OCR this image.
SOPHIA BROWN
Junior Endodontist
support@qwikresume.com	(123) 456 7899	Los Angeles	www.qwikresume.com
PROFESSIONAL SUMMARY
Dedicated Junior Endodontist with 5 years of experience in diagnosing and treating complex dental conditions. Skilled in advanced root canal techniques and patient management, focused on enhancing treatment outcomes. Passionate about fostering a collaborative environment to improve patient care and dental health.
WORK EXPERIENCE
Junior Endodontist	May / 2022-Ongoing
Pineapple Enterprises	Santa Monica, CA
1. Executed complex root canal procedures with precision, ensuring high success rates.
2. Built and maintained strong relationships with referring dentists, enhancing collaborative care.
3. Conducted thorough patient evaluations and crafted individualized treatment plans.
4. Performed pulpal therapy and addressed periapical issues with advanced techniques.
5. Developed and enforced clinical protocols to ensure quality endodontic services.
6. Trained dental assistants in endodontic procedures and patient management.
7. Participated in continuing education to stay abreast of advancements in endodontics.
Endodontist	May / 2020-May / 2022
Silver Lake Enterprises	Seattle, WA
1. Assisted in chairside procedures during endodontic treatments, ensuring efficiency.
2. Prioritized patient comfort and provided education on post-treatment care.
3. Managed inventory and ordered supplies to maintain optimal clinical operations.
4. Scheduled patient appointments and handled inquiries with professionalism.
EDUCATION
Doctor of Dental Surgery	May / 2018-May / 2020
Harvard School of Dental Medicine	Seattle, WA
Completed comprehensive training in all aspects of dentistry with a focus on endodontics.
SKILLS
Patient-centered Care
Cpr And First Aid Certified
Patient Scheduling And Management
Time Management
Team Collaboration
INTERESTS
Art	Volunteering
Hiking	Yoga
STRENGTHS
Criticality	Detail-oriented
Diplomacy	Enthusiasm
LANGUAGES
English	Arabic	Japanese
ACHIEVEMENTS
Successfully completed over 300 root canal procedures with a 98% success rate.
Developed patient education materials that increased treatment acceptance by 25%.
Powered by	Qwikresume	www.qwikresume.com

> **EXERCISE DETAILS**: Your task is to repeat each line of the material exactly.

> **TASK RESULT**:
OCR this image.
SOPHIA BROWN
Junior Endodontist
support@qwikresume.com	(123) 456 7899	Los Angeles	www.qwikresume.com
PROFESSIONAL SUMMARY
Dedicated Junior Endodontist with 5 years of experience in diagnosing and treating complex dental conditions. Skilled in advanced root canal techniques and patient management, focused on enhancing treatment outcomes. Passionate about fostering a collaborative environment to improve patient care and dental health.
WORK EXPERIENCE
Junior Endodontist	May / 2022-Ongoing
Pineapple Enterprises	Santa Monica, CA
1. Executed complex root canal procedures with precision, ensuring high success rates.
2. Built and maintained strong relationships with referring dentists, enhancing collaborative care.
3. Conducted thorough patient evaluations and crafted individualized treatment plans.
4. Performed pulpal therapy and addressed periapical issues with advanced techniques.
5. Developed and enforced clinical protocols to ensure quality endodontic services.
6. Trained dental assistants in endodontic procedures and patient management.
7. Participated in continuing education to stay abreast of advancements in endodontics.
Endodontist	May / 2020-May / 2022
Silver Lake Enterprises	Seattle, WA
1. Assisted in chairside procedures during endodontic treatments, ensuring efficiency.
2. Prioritized patient comfort and provided education on post-treatment care.
3. Managed inventory and ordered supplies to maintain optimal clinical operations.
4. Scheduled patient appointments and handled inquiries with professionalism.
EDUCATION
Doctor of Dental Surgery	May / 2018-May / 2020
Harvard School of Dental Medicine	Seattle, WA
Completed comprehensive training in all aspects of dentistry with a focus on endodontics.
SKILLS
Patient-centered Care
Cpr And First Aid Certified
Patient Scheduling And Management
Time Management
Team Collaboration
INTERESTS
Art	Volunteering
Hiking	Yoga
STRENGTHS
Criticality	Detail-oriented
Diplomacy	Enthusiasm
LANGUAGES
English	Arabic	Japanese
ACHIEVEMENTS
Successfully completed over 300 root canal procedures with a 98% success rate.
Developed patient education materials that increased treatment acceptance by 25%.
Powered by	Qwikresume	www.qwikresume.com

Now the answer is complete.